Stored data
────────

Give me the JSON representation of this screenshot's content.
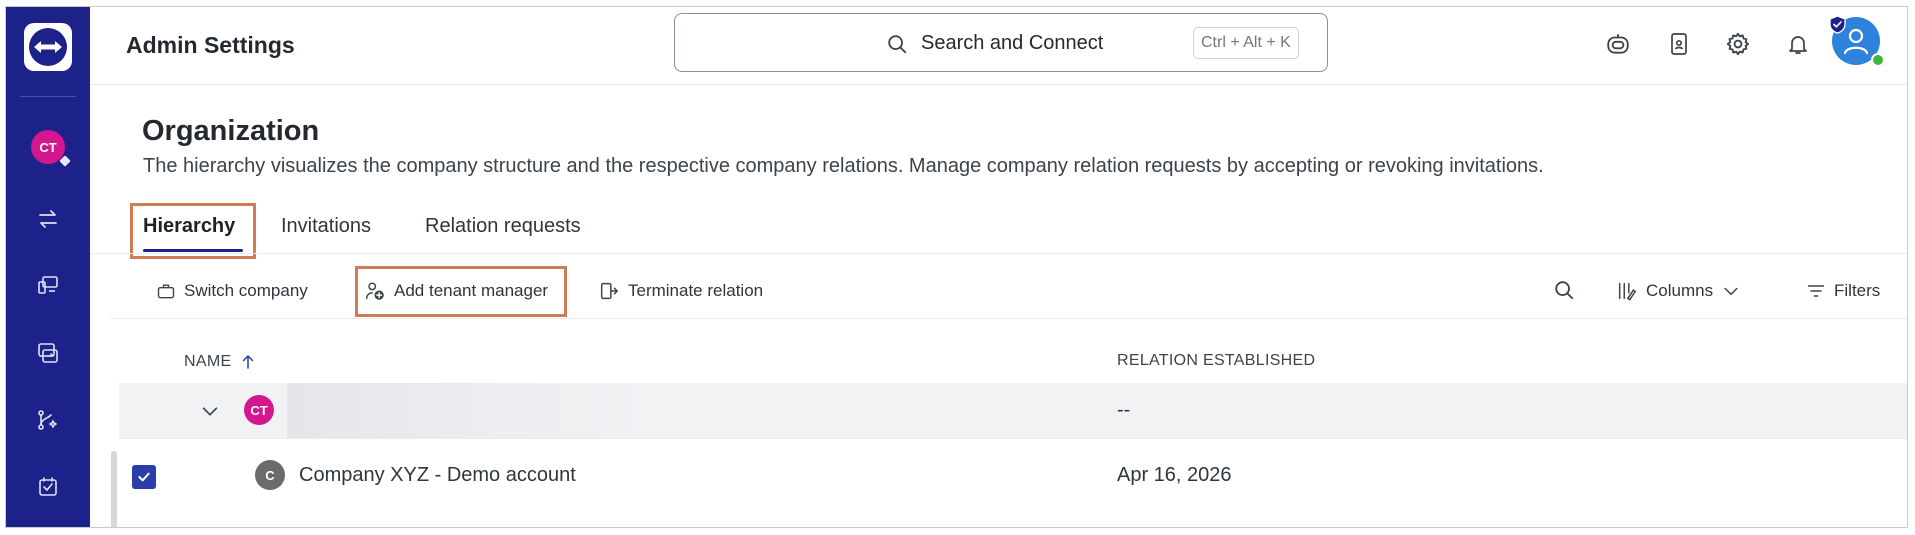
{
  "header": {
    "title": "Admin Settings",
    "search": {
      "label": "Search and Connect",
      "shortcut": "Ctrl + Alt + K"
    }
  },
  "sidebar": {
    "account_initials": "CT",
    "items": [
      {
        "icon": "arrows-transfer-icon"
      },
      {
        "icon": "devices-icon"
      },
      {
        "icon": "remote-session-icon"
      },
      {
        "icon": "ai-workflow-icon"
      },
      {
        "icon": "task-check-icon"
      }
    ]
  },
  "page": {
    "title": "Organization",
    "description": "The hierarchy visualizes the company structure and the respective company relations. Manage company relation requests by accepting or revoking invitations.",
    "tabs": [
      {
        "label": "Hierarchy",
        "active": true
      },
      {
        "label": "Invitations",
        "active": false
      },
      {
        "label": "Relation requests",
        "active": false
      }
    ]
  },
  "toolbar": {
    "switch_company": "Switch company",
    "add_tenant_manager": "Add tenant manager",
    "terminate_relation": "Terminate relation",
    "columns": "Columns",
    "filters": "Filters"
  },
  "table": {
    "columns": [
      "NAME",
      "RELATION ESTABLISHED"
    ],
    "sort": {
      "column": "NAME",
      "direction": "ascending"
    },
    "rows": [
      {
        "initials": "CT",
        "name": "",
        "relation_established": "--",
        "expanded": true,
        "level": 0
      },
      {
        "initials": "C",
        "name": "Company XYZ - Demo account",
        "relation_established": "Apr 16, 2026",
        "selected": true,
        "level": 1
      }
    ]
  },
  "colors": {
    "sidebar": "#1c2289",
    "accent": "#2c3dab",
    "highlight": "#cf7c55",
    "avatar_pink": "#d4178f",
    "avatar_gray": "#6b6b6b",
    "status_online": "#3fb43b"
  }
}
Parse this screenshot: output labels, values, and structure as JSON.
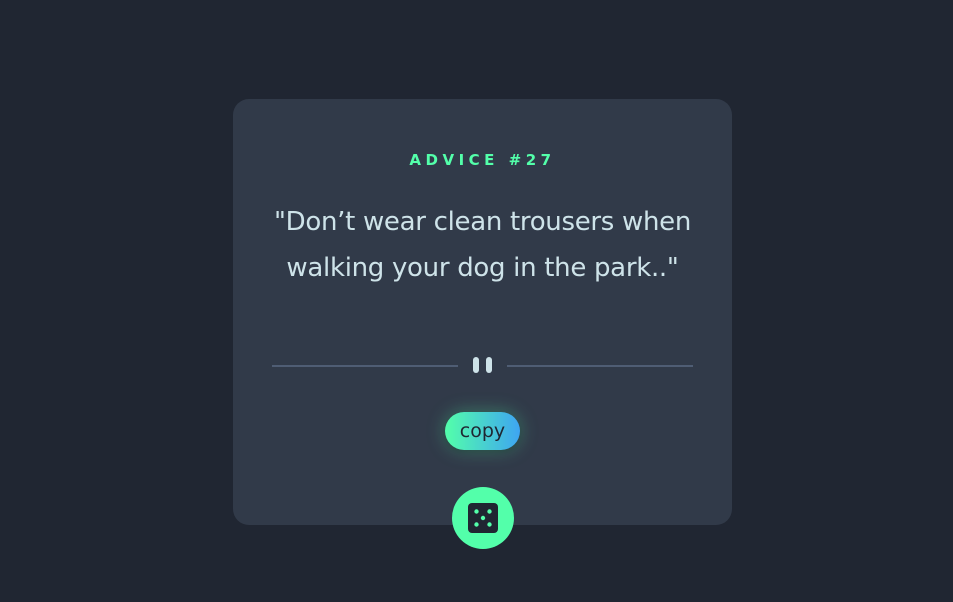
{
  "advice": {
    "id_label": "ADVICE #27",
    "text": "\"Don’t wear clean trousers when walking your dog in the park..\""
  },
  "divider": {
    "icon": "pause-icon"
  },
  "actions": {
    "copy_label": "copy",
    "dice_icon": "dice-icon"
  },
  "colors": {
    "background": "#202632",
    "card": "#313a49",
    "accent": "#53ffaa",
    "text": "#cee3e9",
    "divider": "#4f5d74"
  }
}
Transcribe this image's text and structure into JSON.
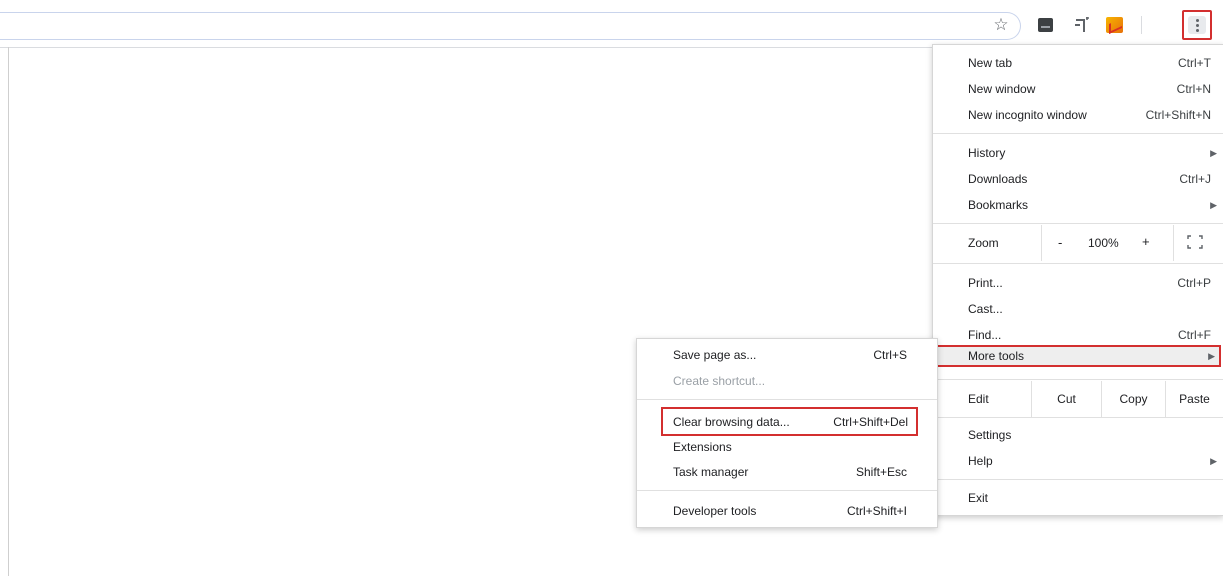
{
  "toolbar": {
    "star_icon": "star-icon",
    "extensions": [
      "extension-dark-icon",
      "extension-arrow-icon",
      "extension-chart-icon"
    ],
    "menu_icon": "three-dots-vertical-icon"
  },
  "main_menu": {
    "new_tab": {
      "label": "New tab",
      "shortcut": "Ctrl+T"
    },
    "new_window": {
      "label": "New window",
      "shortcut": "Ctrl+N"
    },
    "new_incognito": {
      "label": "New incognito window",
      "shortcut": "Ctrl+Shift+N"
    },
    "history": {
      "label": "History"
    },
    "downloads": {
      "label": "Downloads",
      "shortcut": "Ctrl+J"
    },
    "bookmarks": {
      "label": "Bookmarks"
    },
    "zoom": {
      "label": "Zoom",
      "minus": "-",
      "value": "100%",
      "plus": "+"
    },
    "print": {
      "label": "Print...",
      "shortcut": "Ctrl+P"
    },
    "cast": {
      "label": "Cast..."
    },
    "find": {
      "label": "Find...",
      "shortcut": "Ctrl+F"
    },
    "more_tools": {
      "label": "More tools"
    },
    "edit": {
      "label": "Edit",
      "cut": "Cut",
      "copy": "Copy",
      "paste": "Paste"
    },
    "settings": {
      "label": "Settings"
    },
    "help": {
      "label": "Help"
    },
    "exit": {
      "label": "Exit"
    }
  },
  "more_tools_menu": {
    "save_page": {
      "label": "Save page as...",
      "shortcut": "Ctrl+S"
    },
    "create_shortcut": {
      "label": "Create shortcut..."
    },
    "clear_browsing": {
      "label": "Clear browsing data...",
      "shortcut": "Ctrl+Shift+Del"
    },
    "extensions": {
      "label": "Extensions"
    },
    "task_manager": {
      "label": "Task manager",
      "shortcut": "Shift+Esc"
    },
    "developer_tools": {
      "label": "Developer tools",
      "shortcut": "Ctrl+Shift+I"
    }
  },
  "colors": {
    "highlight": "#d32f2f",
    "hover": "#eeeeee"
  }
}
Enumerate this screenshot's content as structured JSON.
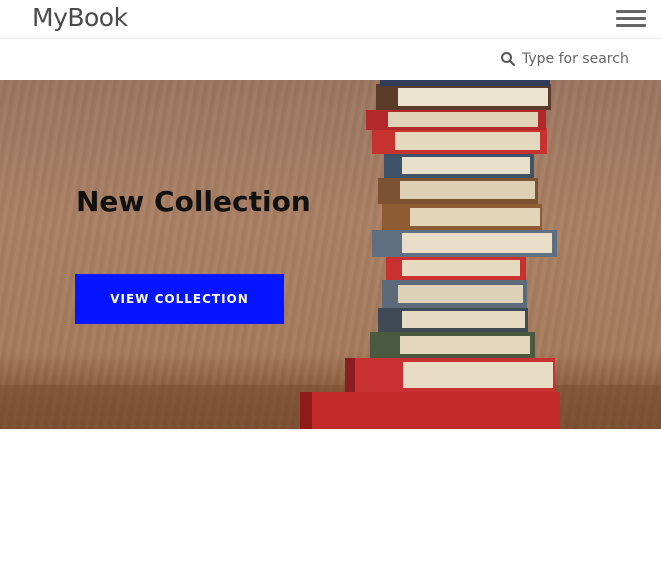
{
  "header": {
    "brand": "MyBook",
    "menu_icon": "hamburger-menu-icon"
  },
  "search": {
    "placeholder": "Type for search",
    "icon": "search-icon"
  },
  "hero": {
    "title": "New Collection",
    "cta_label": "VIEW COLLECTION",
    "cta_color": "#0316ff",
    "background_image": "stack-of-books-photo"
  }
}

────────

Leave out the pictures and copy every record above exactly.

Exercise answer:
Give me the JSON representation of this screenshot's content.
{
  "header": {
    "title": "Admin Settings",
    "search": {
      "label": "Search and Connect",
      "shortcut": "Ctrl + Alt + K"
    }
  },
  "sidebar": {
    "account_initials": "CT",
    "items": [
      {
        "icon": "arrows-transfer-icon"
      },
      {
        "icon": "devices-icon"
      },
      {
        "icon": "remote-session-icon"
      },
      {
        "icon": "ai-workflow-icon"
      },
      {
        "icon": "task-check-icon"
      }
    ]
  },
  "page": {
    "title": "Organization",
    "description": "The hierarchy visualizes the company structure and the respective company relations. Manage company relation requests by accepting or revoking invitations.",
    "tabs": [
      {
        "label": "Hierarchy",
        "active": true
      },
      {
        "label": "Invitations",
        "active": false
      },
      {
        "label": "Relation requests",
        "active": false
      }
    ]
  },
  "toolbar": {
    "switch_company": "Switch company",
    "add_tenant_manager": "Add tenant manager",
    "terminate_relation": "Terminate relation",
    "columns": "Columns",
    "filters": "Filters"
  },
  "table": {
    "columns": [
      "NAME",
      "RELATION ESTABLISHED"
    ],
    "sort": {
      "column": "NAME",
      "direction": "ascending"
    },
    "rows": [
      {
        "initials": "CT",
        "name": "",
        "relation_established": "--",
        "expanded": true,
        "level": 0
      },
      {
        "initials": "C",
        "name": "Company XYZ - Demo account",
        "relation_established": "Apr 16, 2026",
        "selected": true,
        "level": 1
      }
    ]
  },
  "colors": {
    "sidebar": "#1c2289",
    "accent": "#2c3dab",
    "highlight": "#cf7c55",
    "avatar_pink": "#d4178f",
    "avatar_gray": "#6b6b6b",
    "status_online": "#3fb43b"
  }
}
Parse this screenshot: output labels, values, and structure as JSON.
{
  "advice": {
    "id_label": "ADVICE #27",
    "text": "\"Don’t wear clean trousers when walking your dog in the park..\""
  },
  "divider": {
    "icon": "pause-icon"
  },
  "actions": {
    "copy_label": "copy",
    "dice_icon": "dice-icon"
  },
  "colors": {
    "background": "#202632",
    "card": "#313a49",
    "accent": "#53ffaa",
    "text": "#cee3e9",
    "divider": "#4f5d74"
  }
}
Transcribe this image's text and structure into JSON.
{
  "toolbar": {
    "star_icon": "star-icon",
    "extensions": [
      "extension-dark-icon",
      "extension-arrow-icon",
      "extension-chart-icon"
    ],
    "menu_icon": "three-dots-vertical-icon"
  },
  "main_menu": {
    "new_tab": {
      "label": "New tab",
      "shortcut": "Ctrl+T"
    },
    "new_window": {
      "label": "New window",
      "shortcut": "Ctrl+N"
    },
    "new_incognito": {
      "label": "New incognito window",
      "shortcut": "Ctrl+Shift+N"
    },
    "history": {
      "label": "History"
    },
    "downloads": {
      "label": "Downloads",
      "shortcut": "Ctrl+J"
    },
    "bookmarks": {
      "label": "Bookmarks"
    },
    "zoom": {
      "label": "Zoom",
      "minus": "-",
      "value": "100%",
      "plus": "+"
    },
    "print": {
      "label": "Print...",
      "shortcut": "Ctrl+P"
    },
    "cast": {
      "label": "Cast..."
    },
    "find": {
      "label": "Find...",
      "shortcut": "Ctrl+F"
    },
    "more_tools": {
      "label": "More tools"
    },
    "edit": {
      "label": "Edit",
      "cut": "Cut",
      "copy": "Copy",
      "paste": "Paste"
    },
    "settings": {
      "label": "Settings"
    },
    "help": {
      "label": "Help"
    },
    "exit": {
      "label": "Exit"
    }
  },
  "more_tools_menu": {
    "save_page": {
      "label": "Save page as...",
      "shortcut": "Ctrl+S"
    },
    "create_shortcut": {
      "label": "Create shortcut..."
    },
    "clear_browsing": {
      "label": "Clear browsing data...",
      "shortcut": "Ctrl+Shift+Del"
    },
    "extensions": {
      "label": "Extensions"
    },
    "task_manager": {
      "label": "Task manager",
      "shortcut": "Shift+Esc"
    },
    "developer_tools": {
      "label": "Developer tools",
      "shortcut": "Ctrl+Shift+I"
    }
  },
  "colors": {
    "highlight": "#d32f2f",
    "hover": "#eeeeee"
  }
}
Enumerate this screenshot's content as structured JSON.
{
  "header": {
    "brand": "MyBook",
    "menu_icon": "hamburger-menu-icon"
  },
  "search": {
    "placeholder": "Type for search",
    "icon": "search-icon"
  },
  "hero": {
    "title": "New Collection",
    "cta_label": "VIEW COLLECTION",
    "cta_color": "#0316ff",
    "background_image": "stack-of-books-photo"
  }
}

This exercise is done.